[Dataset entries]
----
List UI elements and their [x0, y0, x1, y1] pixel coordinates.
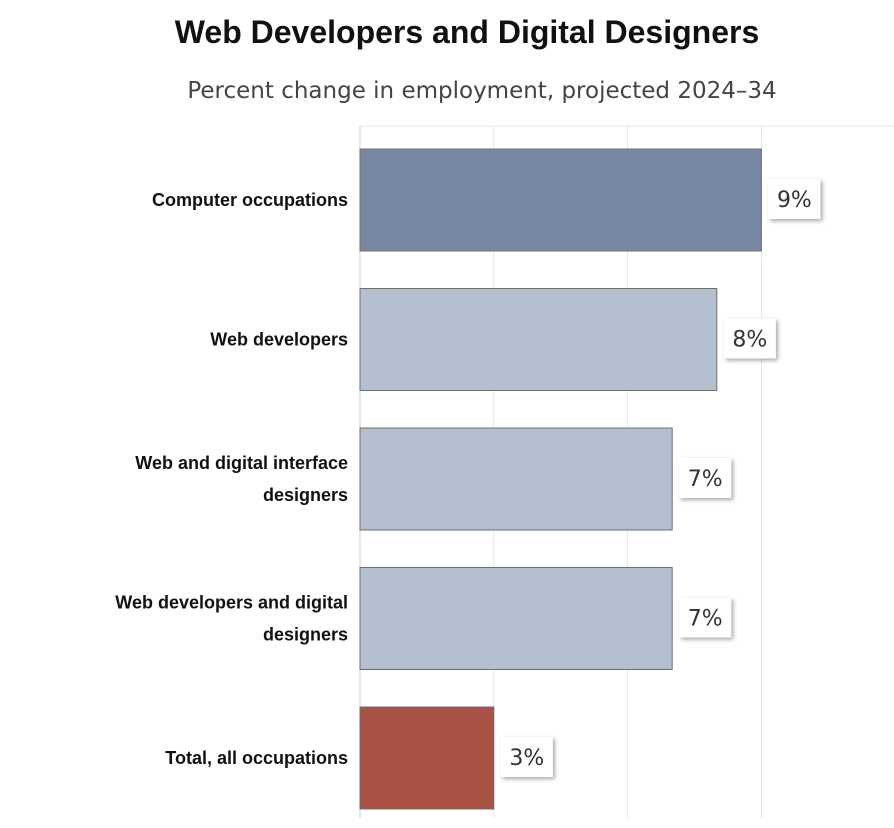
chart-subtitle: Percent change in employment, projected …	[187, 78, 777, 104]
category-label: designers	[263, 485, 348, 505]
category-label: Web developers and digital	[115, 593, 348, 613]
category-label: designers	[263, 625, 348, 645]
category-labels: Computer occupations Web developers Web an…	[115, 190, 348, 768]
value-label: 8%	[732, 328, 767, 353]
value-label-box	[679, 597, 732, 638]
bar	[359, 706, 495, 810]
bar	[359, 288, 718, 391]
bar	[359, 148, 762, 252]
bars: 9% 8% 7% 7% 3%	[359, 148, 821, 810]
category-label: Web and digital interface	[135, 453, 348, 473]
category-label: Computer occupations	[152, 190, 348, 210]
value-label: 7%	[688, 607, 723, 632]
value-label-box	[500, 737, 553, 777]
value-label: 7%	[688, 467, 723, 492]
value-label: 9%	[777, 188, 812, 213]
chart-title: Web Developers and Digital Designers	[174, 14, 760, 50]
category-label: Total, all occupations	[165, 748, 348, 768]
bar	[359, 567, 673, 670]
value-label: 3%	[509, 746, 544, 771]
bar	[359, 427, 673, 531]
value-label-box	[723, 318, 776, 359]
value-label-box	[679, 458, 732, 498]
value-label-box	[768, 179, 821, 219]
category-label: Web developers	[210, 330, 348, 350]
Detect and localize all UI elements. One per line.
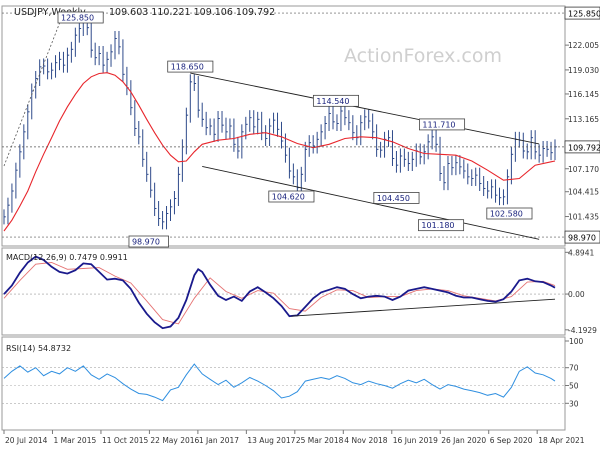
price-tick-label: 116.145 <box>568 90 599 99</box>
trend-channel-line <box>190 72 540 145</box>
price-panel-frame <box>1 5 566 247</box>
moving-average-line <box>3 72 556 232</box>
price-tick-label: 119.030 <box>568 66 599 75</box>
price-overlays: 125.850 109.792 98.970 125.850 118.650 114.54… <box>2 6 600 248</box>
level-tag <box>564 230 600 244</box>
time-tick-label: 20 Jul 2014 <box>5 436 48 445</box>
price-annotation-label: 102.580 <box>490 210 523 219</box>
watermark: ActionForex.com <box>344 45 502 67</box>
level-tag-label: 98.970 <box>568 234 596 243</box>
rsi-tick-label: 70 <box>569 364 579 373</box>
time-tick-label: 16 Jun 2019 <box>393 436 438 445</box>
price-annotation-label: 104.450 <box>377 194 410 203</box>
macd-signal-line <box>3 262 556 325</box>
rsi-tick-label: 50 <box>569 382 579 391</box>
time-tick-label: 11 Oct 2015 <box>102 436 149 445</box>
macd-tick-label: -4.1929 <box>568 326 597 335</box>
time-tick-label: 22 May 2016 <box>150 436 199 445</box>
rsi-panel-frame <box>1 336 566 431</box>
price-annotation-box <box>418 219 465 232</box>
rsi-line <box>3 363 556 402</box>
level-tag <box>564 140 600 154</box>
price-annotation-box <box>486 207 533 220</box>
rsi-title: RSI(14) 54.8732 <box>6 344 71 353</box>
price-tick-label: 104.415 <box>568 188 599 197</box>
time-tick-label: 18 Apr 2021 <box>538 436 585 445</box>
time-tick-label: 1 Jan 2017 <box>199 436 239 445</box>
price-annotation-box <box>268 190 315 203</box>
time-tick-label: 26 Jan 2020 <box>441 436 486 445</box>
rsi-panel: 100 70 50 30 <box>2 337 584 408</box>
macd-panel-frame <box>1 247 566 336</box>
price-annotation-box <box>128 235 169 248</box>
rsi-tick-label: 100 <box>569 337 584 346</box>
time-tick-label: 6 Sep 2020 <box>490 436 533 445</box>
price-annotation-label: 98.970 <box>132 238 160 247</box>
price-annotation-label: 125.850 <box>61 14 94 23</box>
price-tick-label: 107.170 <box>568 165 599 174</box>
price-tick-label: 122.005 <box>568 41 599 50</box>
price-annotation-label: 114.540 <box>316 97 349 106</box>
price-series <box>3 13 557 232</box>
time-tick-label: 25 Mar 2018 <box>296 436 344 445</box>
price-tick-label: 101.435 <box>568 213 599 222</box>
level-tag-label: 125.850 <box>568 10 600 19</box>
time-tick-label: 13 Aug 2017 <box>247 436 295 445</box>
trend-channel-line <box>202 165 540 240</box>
----
» **EXERCISE DIRECTIONS**
Update the data above by changing every "time-tick-label" to "date-tick-label" and leaving everything else unchanged. Leave the pictures out of your answer.

» **OUTPUT BELOW**
List UI elements and their [x0, y0, x1, y1] pixel coordinates.
chart-subtitle: Percent change in employment, projected …	[187, 78, 777, 104]
category-label: designers	[263, 485, 348, 505]
category-label: Web developers and digital	[115, 593, 348, 613]
category-label: designers	[263, 625, 348, 645]
category-labels: Computer occupations Web developers Web an…	[115, 190, 348, 768]
value-label: 8%	[732, 328, 767, 353]
value-label-box	[679, 597, 732, 638]
bar	[359, 706, 495, 810]
bar	[359, 288, 718, 391]
bar	[359, 148, 762, 252]
bars: 9% 8% 7% 7% 3%	[359, 148, 821, 810]
category-label: Web and digital interface	[135, 453, 348, 473]
category-label: Computer occupations	[152, 190, 348, 210]
value-label: 7%	[688, 607, 723, 632]
value-label-box	[500, 737, 553, 777]
value-label: 7%	[688, 467, 723, 492]
value-label: 9%	[777, 188, 812, 213]
chart-title: Web Developers and Digital Designers	[174, 14, 760, 50]
category-label: Total, all occupations	[165, 748, 348, 768]
bar	[359, 567, 673, 670]
value-label: 3%	[509, 746, 544, 771]
bar	[359, 427, 673, 531]
value-label-box	[723, 318, 776, 359]
value-label-box	[679, 458, 732, 498]
value-label-box	[768, 179, 821, 219]
category-label: Web developers	[210, 330, 348, 350]
Detect and localize all UI elements. One per line.
price-tick-label: 116.145 <box>568 90 599 99</box>
trend-channel-line <box>190 72 540 145</box>
price-panel-frame <box>1 5 566 247</box>
moving-average-line <box>3 72 556 232</box>
price-tick-label: 119.030 <box>568 66 599 75</box>
price-overlays: 125.850 109.792 98.970 125.850 118.650 114.54… <box>2 6 600 248</box>
level-tag <box>564 230 600 244</box>
date-tick-label: 20 Jul 2014 <box>5 436 48 445</box>
price-annotation-label: 102.580 <box>490 210 523 219</box>
watermark: ActionForex.com <box>344 45 502 67</box>
level-tag-label: 98.970 <box>568 234 596 243</box>
rsi-tick-label: 70 <box>569 364 579 373</box>
date-tick-label: 16 Jun 2019 <box>393 436 438 445</box>
price-annotation-label: 104.450 <box>377 194 410 203</box>
macd-signal-line <box>3 262 556 325</box>
rsi-tick-label: 50 <box>569 382 579 391</box>
date-tick-label: 11 Oct 2015 <box>102 436 149 445</box>
macd-tick-label: -4.1929 <box>568 326 597 335</box>
date-tick-label: 22 May 2016 <box>150 436 199 445</box>
rsi-panel-frame <box>1 336 566 431</box>
price-annotation-box <box>418 219 465 232</box>
rsi-line <box>3 363 556 402</box>
level-tag <box>564 140 600 154</box>
price-annotation-box <box>486 207 533 220</box>
rsi-title: RSI(14) 54.8732 <box>6 344 71 353</box>
price-tick-label: 104.415 <box>568 188 599 197</box>
date-tick-label: 18 Apr 2021 <box>538 436 585 445</box>
date-tick-label: 1 Jan 2017 <box>199 436 239 445</box>
price-annotation-box <box>268 190 315 203</box>
date-tick-label: 26 Jan 2020 <box>441 436 486 445</box>
rsi-panel: 100 70 50 30 <box>2 337 584 408</box>
macd-panel-frame <box>1 247 566 336</box>
price-annotation-box <box>128 235 169 248</box>
rsi-tick-label: 100 <box>569 337 584 346</box>
date-tick-label: 6 Sep 2020 <box>490 436 533 445</box>
price-annotation-label: 98.970 <box>132 238 160 247</box>
price-annotation-label: 125.850 <box>61 14 94 23</box>
price-tick-label: 107.170 <box>568 165 599 174</box>
price-tick-label: 122.005 <box>568 41 599 50</box>
price-annotation-label: 114.540 <box>316 97 349 106</box>
price-series <box>3 13 557 232</box>
date-tick-label: 25 Mar 2018 <box>296 436 344 445</box>
price-tick-label: 101.435 <box>568 213 599 222</box>
level-tag-label: 125.850 <box>568 10 600 19</box>
date-tick-label: 13 Aug 2017 <box>247 436 295 445</box>
trend-channel-line <box>202 165 540 240</box>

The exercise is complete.